▶ _AIM OF THE EXERCISE_: Which lines in the records below contain the word "Stage"? Copy each one out.

☆ ☆ ☆

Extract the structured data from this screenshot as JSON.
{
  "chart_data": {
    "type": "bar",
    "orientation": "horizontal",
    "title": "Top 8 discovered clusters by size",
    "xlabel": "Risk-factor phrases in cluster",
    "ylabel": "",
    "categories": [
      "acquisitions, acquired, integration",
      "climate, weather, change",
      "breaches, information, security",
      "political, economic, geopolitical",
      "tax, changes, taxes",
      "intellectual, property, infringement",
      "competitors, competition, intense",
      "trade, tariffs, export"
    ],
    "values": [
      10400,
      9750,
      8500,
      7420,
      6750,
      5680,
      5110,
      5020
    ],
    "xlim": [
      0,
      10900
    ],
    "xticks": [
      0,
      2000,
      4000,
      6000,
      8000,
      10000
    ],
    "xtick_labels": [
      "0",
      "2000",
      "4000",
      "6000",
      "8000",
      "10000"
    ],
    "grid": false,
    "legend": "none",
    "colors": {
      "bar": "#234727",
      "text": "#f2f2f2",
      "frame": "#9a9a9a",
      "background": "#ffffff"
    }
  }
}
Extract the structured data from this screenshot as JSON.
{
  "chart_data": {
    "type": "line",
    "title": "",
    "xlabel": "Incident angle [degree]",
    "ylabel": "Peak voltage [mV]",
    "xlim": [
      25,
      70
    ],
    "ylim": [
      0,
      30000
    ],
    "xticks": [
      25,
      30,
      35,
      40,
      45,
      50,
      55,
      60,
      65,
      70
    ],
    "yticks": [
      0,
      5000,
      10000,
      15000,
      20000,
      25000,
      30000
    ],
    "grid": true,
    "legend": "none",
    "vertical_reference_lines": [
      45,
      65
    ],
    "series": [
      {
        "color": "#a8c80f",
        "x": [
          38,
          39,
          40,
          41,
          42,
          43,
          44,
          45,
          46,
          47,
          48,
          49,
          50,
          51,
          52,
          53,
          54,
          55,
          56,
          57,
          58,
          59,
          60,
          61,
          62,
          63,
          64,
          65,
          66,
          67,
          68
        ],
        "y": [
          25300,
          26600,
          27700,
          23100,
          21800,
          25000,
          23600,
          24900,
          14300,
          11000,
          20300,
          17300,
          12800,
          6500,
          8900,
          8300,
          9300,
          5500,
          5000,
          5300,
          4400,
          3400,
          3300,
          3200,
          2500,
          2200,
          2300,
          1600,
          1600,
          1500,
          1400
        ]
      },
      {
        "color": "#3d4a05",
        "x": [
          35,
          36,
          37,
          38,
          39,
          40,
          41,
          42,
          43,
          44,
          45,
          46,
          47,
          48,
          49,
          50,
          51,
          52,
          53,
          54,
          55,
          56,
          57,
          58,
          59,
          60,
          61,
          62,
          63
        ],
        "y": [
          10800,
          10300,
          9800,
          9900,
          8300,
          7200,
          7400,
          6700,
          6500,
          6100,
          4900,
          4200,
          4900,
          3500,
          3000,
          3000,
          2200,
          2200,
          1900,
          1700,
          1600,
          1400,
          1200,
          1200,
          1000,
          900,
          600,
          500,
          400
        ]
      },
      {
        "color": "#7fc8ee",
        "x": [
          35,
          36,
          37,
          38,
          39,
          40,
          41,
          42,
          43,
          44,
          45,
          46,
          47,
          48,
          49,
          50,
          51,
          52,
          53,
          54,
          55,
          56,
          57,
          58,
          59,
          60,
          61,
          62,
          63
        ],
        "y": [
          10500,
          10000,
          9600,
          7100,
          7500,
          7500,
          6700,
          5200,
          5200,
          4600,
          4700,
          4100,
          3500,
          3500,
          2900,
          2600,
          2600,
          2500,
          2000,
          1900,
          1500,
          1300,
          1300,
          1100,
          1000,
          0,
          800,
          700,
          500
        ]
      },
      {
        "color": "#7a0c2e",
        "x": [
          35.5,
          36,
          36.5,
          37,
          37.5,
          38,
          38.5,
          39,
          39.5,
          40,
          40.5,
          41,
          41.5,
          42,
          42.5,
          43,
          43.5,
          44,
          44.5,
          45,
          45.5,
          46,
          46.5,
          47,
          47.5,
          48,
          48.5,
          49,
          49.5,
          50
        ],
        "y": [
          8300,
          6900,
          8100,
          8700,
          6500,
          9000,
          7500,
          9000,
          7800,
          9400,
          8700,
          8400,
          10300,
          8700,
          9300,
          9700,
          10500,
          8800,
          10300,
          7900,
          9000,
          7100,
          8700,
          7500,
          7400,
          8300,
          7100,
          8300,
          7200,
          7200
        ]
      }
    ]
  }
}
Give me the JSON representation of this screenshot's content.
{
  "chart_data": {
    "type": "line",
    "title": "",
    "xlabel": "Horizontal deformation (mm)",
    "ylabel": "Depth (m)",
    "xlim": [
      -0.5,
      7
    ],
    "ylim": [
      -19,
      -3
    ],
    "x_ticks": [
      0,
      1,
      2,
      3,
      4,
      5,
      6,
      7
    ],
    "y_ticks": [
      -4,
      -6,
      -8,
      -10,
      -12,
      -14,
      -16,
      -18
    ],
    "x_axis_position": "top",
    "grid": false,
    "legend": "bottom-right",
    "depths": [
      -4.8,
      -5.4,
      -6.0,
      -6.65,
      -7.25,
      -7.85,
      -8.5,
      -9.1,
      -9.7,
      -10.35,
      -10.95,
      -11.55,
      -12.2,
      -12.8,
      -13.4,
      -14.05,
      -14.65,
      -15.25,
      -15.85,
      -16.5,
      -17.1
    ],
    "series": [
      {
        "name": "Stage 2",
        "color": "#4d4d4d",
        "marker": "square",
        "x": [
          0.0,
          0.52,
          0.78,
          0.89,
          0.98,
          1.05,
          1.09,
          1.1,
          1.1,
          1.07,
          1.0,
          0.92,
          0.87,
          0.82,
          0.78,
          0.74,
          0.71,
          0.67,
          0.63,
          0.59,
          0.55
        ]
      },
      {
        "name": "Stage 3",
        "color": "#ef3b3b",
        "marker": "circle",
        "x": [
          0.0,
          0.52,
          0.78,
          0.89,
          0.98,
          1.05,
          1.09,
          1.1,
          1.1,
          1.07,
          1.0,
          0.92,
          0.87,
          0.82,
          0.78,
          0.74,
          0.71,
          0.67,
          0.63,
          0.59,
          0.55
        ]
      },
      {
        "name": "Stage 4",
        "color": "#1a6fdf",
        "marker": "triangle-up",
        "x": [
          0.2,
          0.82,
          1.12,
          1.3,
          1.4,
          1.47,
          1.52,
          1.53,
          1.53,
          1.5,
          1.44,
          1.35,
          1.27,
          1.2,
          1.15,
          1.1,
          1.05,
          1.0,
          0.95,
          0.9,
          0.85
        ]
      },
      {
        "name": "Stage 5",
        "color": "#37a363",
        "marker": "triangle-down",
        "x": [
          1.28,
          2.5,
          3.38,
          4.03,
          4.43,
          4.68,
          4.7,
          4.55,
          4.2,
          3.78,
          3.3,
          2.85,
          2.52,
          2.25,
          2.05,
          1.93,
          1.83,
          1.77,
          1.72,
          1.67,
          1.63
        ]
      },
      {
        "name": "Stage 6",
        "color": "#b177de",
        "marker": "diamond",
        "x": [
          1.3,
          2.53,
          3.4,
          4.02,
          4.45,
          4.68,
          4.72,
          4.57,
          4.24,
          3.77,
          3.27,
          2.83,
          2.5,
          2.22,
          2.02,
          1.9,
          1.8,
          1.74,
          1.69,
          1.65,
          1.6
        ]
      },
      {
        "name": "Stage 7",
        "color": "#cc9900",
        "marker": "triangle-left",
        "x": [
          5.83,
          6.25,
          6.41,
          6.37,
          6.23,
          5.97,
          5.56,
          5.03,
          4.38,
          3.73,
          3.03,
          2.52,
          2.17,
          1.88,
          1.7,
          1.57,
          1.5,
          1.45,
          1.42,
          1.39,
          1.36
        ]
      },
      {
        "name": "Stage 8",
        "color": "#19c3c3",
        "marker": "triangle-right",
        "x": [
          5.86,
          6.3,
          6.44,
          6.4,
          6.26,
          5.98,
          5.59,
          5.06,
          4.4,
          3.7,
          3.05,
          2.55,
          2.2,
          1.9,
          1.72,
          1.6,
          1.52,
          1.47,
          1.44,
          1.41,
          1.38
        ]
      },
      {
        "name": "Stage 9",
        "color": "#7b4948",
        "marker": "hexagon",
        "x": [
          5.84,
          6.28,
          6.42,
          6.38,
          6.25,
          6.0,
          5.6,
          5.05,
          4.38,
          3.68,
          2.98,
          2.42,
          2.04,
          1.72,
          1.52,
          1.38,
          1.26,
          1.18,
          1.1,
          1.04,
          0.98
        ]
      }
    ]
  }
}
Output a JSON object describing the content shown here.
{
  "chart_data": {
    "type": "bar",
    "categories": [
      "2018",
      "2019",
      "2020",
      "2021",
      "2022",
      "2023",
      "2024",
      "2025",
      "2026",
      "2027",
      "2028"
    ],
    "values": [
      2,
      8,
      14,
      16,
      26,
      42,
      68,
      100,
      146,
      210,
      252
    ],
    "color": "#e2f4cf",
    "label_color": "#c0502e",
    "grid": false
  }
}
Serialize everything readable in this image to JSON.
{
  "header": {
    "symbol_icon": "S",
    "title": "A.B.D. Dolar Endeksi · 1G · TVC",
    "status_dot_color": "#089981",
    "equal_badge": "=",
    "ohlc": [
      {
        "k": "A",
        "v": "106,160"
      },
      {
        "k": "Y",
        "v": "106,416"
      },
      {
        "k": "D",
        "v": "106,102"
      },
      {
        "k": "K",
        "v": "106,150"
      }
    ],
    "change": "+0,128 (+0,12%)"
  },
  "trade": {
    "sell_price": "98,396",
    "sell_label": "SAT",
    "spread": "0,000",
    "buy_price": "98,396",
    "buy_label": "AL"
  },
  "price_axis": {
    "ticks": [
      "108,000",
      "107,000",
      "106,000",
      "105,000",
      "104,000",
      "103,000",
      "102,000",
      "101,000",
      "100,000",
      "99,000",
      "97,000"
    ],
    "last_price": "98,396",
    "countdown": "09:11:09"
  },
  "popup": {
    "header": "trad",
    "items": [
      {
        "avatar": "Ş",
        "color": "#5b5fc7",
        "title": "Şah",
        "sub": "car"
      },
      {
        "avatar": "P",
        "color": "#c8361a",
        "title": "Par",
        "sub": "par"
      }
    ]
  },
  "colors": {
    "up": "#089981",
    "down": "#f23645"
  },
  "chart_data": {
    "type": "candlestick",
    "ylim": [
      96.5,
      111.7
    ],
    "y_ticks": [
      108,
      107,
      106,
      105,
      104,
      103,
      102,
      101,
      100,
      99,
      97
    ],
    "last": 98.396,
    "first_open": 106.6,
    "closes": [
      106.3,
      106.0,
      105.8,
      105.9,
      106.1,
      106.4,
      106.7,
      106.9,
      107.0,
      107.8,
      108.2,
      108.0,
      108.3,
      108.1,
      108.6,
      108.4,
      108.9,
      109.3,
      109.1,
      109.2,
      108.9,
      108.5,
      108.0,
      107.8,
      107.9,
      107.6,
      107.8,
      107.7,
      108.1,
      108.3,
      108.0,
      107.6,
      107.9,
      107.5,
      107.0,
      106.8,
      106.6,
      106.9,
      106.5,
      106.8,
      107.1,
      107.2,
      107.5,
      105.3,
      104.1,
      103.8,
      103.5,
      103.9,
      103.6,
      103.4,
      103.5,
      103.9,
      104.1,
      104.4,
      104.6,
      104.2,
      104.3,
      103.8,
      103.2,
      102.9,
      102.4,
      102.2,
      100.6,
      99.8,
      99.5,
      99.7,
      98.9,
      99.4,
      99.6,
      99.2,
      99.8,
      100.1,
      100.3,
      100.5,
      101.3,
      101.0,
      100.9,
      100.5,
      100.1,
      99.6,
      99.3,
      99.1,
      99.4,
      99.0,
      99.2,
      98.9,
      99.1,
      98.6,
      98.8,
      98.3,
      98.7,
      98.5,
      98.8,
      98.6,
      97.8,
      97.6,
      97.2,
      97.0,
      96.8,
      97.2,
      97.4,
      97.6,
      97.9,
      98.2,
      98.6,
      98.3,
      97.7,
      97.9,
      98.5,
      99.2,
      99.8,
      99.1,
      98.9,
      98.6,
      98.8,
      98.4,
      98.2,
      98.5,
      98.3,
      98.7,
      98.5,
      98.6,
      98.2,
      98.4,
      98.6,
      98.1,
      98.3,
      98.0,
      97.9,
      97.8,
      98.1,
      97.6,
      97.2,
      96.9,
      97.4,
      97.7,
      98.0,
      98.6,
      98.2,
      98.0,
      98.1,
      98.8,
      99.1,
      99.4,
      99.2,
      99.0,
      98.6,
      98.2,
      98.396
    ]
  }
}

☆ ☆ ☆

▶ _EXPECTED ANSWER_:
        "name": "Stage 2",
        "name": "Stage 3",
        "name": "Stage 4",
        "name": "Stage 5",
        "name": "Stage 6",
        "name": "Stage 7",
        "name": "Stage 8",
        "name": "Stage 9",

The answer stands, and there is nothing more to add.